TASK DETAILS: Without the pictures, give the entries below again exactly as written.

RECORDS TO USE:
>> Begin
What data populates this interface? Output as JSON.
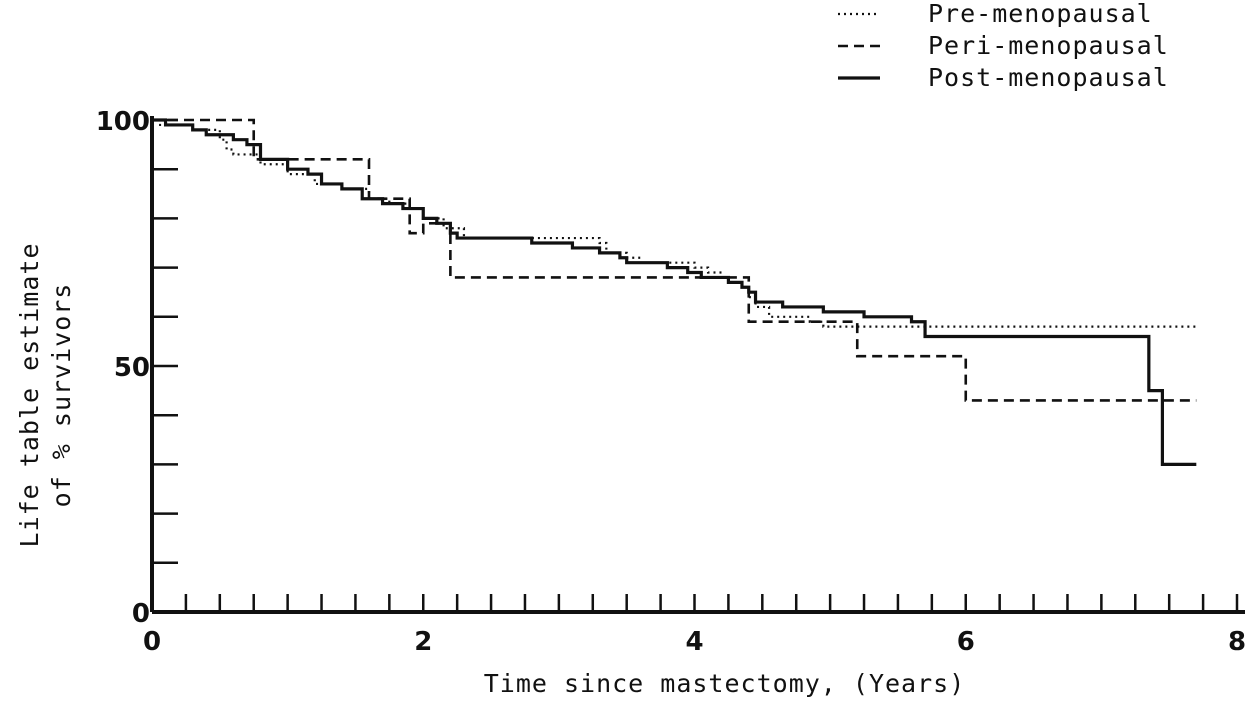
{
  "chart_data": {
    "type": "line",
    "step": true,
    "xlabel": "Time since mastectomy, (Years)",
    "ylabel_lines": [
      "Life table estimate",
      "of % survivors"
    ],
    "xlim": [
      0,
      8
    ],
    "ylim": [
      0,
      100
    ],
    "x_ticks": [
      0,
      2,
      4,
      6,
      8
    ],
    "x_tick_labels": [
      "0",
      "2",
      "4",
      "6",
      "8"
    ],
    "y_ticks": [
      0,
      50,
      100
    ],
    "y_tick_labels": [
      "0",
      "50",
      "100"
    ],
    "x_minor_step": 0.25,
    "y_minor_step": 10,
    "legend_position": "top-right",
    "grid": false,
    "series": [
      {
        "name": "Pre-menopausal",
        "style": "dotted",
        "points": [
          [
            0,
            100
          ],
          [
            0.05,
            99
          ],
          [
            0.3,
            98
          ],
          [
            0.5,
            96
          ],
          [
            0.55,
            94
          ],
          [
            0.6,
            93
          ],
          [
            0.8,
            91
          ],
          [
            1.0,
            89
          ],
          [
            1.2,
            87
          ],
          [
            1.4,
            86
          ],
          [
            1.6,
            84
          ],
          [
            1.75,
            83
          ],
          [
            1.9,
            82
          ],
          [
            2.0,
            80
          ],
          [
            2.15,
            78
          ],
          [
            2.3,
            76
          ],
          [
            3.1,
            76
          ],
          [
            3.3,
            75
          ],
          [
            3.35,
            73
          ],
          [
            3.5,
            72
          ],
          [
            3.6,
            71
          ],
          [
            3.9,
            71
          ],
          [
            4.0,
            70
          ],
          [
            4.1,
            69
          ],
          [
            4.2,
            68
          ],
          [
            4.25,
            67
          ],
          [
            4.35,
            66
          ],
          [
            4.4,
            64
          ],
          [
            4.45,
            62
          ],
          [
            4.55,
            60
          ],
          [
            4.75,
            60
          ],
          [
            4.85,
            59
          ],
          [
            4.95,
            58
          ],
          [
            7.7,
            58
          ]
        ]
      },
      {
        "name": "Peri-menopausal",
        "style": "dashed",
        "points": [
          [
            0,
            100
          ],
          [
            0.75,
            100
          ],
          [
            0.75,
            92
          ],
          [
            1.6,
            92
          ],
          [
            1.6,
            84
          ],
          [
            1.9,
            84
          ],
          [
            1.9,
            77
          ],
          [
            2.0,
            77
          ],
          [
            2.0,
            79
          ],
          [
            2.2,
            79
          ],
          [
            2.2,
            68
          ],
          [
            4.4,
            68
          ],
          [
            4.4,
            59
          ],
          [
            5.2,
            59
          ],
          [
            5.2,
            52
          ],
          [
            6.0,
            52
          ],
          [
            6.0,
            43
          ],
          [
            7.7,
            43
          ]
        ]
      },
      {
        "name": "Post-menopausal",
        "style": "solid",
        "points": [
          [
            0,
            100
          ],
          [
            0.1,
            99
          ],
          [
            0.3,
            98
          ],
          [
            0.4,
            97
          ],
          [
            0.6,
            96
          ],
          [
            0.7,
            95
          ],
          [
            0.8,
            92
          ],
          [
            1.0,
            90
          ],
          [
            1.15,
            89
          ],
          [
            1.25,
            87
          ],
          [
            1.4,
            86
          ],
          [
            1.55,
            84
          ],
          [
            1.7,
            83
          ],
          [
            1.85,
            82
          ],
          [
            2.0,
            80
          ],
          [
            2.1,
            79
          ],
          [
            2.2,
            77
          ],
          [
            2.25,
            76
          ],
          [
            2.75,
            76
          ],
          [
            2.8,
            75
          ],
          [
            3.0,
            75
          ],
          [
            3.1,
            74
          ],
          [
            3.3,
            73
          ],
          [
            3.45,
            72
          ],
          [
            3.5,
            71
          ],
          [
            3.75,
            71
          ],
          [
            3.8,
            70
          ],
          [
            3.95,
            69
          ],
          [
            4.05,
            68
          ],
          [
            4.25,
            67
          ],
          [
            4.35,
            66
          ],
          [
            4.4,
            65
          ],
          [
            4.45,
            63
          ],
          [
            4.65,
            62
          ],
          [
            4.95,
            61
          ],
          [
            5.25,
            60
          ],
          [
            5.6,
            59
          ],
          [
            5.7,
            56
          ],
          [
            7.3,
            56
          ],
          [
            7.35,
            45
          ],
          [
            7.45,
            45
          ],
          [
            7.45,
            30
          ],
          [
            7.7,
            30
          ]
        ]
      }
    ]
  }
}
>> End
RESPONSE BELOW:
What data populates this interface? Output as JSON.
{
  "chart_data": {
    "type": "line",
    "step": true,
    "xlabel": "Time since mastectomy, (Years)",
    "ylabel_lines": [
      "Life table estimate",
      "of % survivors"
    ],
    "xlim": [
      0,
      8
    ],
    "ylim": [
      0,
      100
    ],
    "x_ticks": [
      0,
      2,
      4,
      6,
      8
    ],
    "x_tick_labels": [
      "0",
      "2",
      "4",
      "6",
      "8"
    ],
    "y_ticks": [
      0,
      50,
      100
    ],
    "y_tick_labels": [
      "0",
      "50",
      "100"
    ],
    "x_minor_step": 0.25,
    "y_minor_step": 10,
    "legend_position": "top-right",
    "grid": false,
    "series": [
      {
        "name": "Pre-menopausal",
        "style": "dotted",
        "points": [
          [
            0,
            100
          ],
          [
            0.05,
            99
          ],
          [
            0.3,
            98
          ],
          [
            0.5,
            96
          ],
          [
            0.55,
            94
          ],
          [
            0.6,
            93
          ],
          [
            0.8,
            91
          ],
          [
            1.0,
            89
          ],
          [
            1.2,
            87
          ],
          [
            1.4,
            86
          ],
          [
            1.6,
            84
          ],
          [
            1.75,
            83
          ],
          [
            1.9,
            82
          ],
          [
            2.0,
            80
          ],
          [
            2.15,
            78
          ],
          [
            2.3,
            76
          ],
          [
            3.1,
            76
          ],
          [
            3.3,
            75
          ],
          [
            3.35,
            73
          ],
          [
            3.5,
            72
          ],
          [
            3.6,
            71
          ],
          [
            3.9,
            71
          ],
          [
            4.0,
            70
          ],
          [
            4.1,
            69
          ],
          [
            4.2,
            68
          ],
          [
            4.25,
            67
          ],
          [
            4.35,
            66
          ],
          [
            4.4,
            64
          ],
          [
            4.45,
            62
          ],
          [
            4.55,
            60
          ],
          [
            4.75,
            60
          ],
          [
            4.85,
            59
          ],
          [
            4.95,
            58
          ],
          [
            7.7,
            58
          ]
        ]
      },
      {
        "name": "Peri-menopausal",
        "style": "dashed",
        "points": [
          [
            0,
            100
          ],
          [
            0.75,
            100
          ],
          [
            0.75,
            92
          ],
          [
            1.6,
            92
          ],
          [
            1.6,
            84
          ],
          [
            1.9,
            84
          ],
          [
            1.9,
            77
          ],
          [
            2.0,
            77
          ],
          [
            2.0,
            79
          ],
          [
            2.2,
            79
          ],
          [
            2.2,
            68
          ],
          [
            4.4,
            68
          ],
          [
            4.4,
            59
          ],
          [
            5.2,
            59
          ],
          [
            5.2,
            52
          ],
          [
            6.0,
            52
          ],
          [
            6.0,
            43
          ],
          [
            7.7,
            43
          ]
        ]
      },
      {
        "name": "Post-menopausal",
        "style": "solid",
        "points": [
          [
            0,
            100
          ],
          [
            0.1,
            99
          ],
          [
            0.3,
            98
          ],
          [
            0.4,
            97
          ],
          [
            0.6,
            96
          ],
          [
            0.7,
            95
          ],
          [
            0.8,
            92
          ],
          [
            1.0,
            90
          ],
          [
            1.15,
            89
          ],
          [
            1.25,
            87
          ],
          [
            1.4,
            86
          ],
          [
            1.55,
            84
          ],
          [
            1.7,
            83
          ],
          [
            1.85,
            82
          ],
          [
            2.0,
            80
          ],
          [
            2.1,
            79
          ],
          [
            2.2,
            77
          ],
          [
            2.25,
            76
          ],
          [
            2.75,
            76
          ],
          [
            2.8,
            75
          ],
          [
            3.0,
            75
          ],
          [
            3.1,
            74
          ],
          [
            3.3,
            73
          ],
          [
            3.45,
            72
          ],
          [
            3.5,
            71
          ],
          [
            3.75,
            71
          ],
          [
            3.8,
            70
          ],
          [
            3.95,
            69
          ],
          [
            4.05,
            68
          ],
          [
            4.25,
            67
          ],
          [
            4.35,
            66
          ],
          [
            4.4,
            65
          ],
          [
            4.45,
            63
          ],
          [
            4.65,
            62
          ],
          [
            4.95,
            61
          ],
          [
            5.25,
            60
          ],
          [
            5.6,
            59
          ],
          [
            5.7,
            56
          ],
          [
            7.3,
            56
          ],
          [
            7.35,
            45
          ],
          [
            7.45,
            45
          ],
          [
            7.45,
            30
          ],
          [
            7.7,
            30
          ]
        ]
      }
    ]
  }
}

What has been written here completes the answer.